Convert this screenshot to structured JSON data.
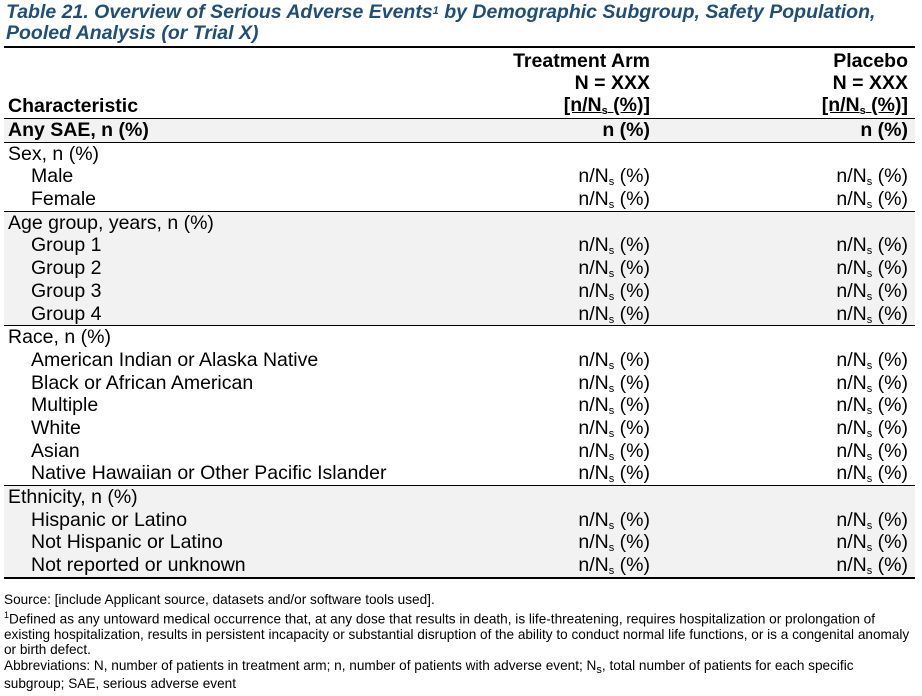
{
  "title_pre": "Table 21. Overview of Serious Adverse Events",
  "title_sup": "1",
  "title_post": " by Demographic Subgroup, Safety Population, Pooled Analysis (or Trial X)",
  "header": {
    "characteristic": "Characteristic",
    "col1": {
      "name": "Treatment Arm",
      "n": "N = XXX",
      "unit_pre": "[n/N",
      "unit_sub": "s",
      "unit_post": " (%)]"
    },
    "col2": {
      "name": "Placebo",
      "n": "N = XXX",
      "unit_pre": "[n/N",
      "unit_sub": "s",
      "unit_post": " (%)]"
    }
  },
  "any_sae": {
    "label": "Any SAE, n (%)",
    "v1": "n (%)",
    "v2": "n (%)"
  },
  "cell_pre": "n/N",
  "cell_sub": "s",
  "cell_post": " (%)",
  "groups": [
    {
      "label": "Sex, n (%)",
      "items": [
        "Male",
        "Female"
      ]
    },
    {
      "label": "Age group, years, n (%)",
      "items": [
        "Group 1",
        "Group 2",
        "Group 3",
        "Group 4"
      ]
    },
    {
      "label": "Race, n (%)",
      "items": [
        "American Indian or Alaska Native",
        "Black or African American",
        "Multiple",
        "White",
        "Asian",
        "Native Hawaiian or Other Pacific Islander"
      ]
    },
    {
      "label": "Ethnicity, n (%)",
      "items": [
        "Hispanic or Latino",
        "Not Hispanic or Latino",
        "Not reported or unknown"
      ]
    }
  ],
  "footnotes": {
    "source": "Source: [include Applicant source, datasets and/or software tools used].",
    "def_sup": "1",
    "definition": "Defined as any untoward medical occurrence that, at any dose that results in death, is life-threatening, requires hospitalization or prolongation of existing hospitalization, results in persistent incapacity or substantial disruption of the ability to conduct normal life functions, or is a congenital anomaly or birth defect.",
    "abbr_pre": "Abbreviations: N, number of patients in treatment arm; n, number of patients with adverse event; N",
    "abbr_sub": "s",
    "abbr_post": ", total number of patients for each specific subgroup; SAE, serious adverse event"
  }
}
════════════════════
- **What needs to be done**
Without including any pictures, repeat the records above exactly.

- **Final answer**
Convert this screenshot to structured JSON data.
{
  "title_pre": "Table 21. Overview of Serious Adverse Events",
  "title_sup": "1",
  "title_post": " by Demographic Subgroup, Safety Population, Pooled Analysis (or Trial X)",
  "header": {
    "characteristic": "Characteristic",
    "col1": {
      "name": "Treatment Arm",
      "n": "N = XXX",
      "unit_pre": "[n/N",
      "unit_sub": "s",
      "unit_post": " (%)]"
    },
    "col2": {
      "name": "Placebo",
      "n": "N = XXX",
      "unit_pre": "[n/N",
      "unit_sub": "s",
      "unit_post": " (%)]"
    }
  },
  "any_sae": {
    "label": "Any SAE, n (%)",
    "v1": "n (%)",
    "v2": "n (%)"
  },
  "cell_pre": "n/N",
  "cell_sub": "s",
  "cell_post": " (%)",
  "groups": [
    {
      "label": "Sex, n (%)",
      "items": [
        "Male",
        "Female"
      ]
    },
    {
      "label": "Age group, years, n (%)",
      "items": [
        "Group 1",
        "Group 2",
        "Group 3",
        "Group 4"
      ]
    },
    {
      "label": "Race, n (%)",
      "items": [
        "American Indian or Alaska Native",
        "Black or African American",
        "Multiple",
        "White",
        "Asian",
        "Native Hawaiian or Other Pacific Islander"
      ]
    },
    {
      "label": "Ethnicity, n (%)",
      "items": [
        "Hispanic or Latino",
        "Not Hispanic or Latino",
        "Not reported or unknown"
      ]
    }
  ],
  "footnotes": {
    "source": "Source: [include Applicant source, datasets and/or software tools used].",
    "def_sup": "1",
    "definition": "Defined as any untoward medical occurrence that, at any dose that results in death, is life-threatening, requires hospitalization or prolongation of existing hospitalization, results in persistent incapacity or substantial disruption of the ability to conduct normal life functions, or is a congenital anomaly or birth defect.",
    "abbr_pre": "Abbreviations: N, number of patients in treatment arm; n, number of patients with adverse event; N",
    "abbr_sub": "s",
    "abbr_post": ", total number of patients for each specific subgroup; SAE, serious adverse event"
  }
}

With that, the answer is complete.